* [Short task] Where does the string "December" appear in the records? Copy every line that contains it.

* [Task input]
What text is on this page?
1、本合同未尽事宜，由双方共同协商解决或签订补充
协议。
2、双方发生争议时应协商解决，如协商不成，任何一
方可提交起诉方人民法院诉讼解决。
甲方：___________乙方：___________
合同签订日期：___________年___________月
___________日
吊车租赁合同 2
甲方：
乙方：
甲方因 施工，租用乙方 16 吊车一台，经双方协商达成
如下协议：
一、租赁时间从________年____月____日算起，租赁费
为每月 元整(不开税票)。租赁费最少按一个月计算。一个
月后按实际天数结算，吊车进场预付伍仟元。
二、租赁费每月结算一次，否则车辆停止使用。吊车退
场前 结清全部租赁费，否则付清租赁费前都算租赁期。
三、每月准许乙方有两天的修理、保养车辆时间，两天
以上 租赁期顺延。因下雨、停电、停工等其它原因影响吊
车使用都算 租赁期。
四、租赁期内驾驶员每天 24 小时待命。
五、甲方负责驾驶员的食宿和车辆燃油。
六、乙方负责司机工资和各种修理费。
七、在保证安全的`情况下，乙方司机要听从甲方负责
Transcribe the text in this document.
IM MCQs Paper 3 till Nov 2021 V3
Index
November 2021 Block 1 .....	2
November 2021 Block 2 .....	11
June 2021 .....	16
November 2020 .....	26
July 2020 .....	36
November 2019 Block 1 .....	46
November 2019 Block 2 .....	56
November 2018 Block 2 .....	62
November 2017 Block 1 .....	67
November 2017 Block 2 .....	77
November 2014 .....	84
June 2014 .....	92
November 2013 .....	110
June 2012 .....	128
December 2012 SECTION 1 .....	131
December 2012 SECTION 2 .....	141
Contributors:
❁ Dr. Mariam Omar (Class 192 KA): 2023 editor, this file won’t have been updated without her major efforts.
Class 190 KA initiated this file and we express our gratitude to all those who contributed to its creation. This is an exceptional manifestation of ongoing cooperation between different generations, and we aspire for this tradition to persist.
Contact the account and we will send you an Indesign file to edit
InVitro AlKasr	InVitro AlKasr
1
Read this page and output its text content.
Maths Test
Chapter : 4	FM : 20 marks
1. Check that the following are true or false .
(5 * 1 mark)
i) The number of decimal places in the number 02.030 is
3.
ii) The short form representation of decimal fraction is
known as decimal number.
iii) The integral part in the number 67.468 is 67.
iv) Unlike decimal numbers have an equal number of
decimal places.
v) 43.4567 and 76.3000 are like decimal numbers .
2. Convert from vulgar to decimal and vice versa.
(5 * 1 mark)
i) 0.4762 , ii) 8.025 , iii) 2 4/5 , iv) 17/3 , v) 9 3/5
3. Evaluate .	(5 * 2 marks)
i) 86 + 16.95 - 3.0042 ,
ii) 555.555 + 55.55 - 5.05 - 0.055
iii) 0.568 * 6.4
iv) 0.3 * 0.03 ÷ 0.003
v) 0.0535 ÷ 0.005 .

* [Final result]
December 2012 SECTION 1 .....	131
December 2012 SECTION 2 .....	141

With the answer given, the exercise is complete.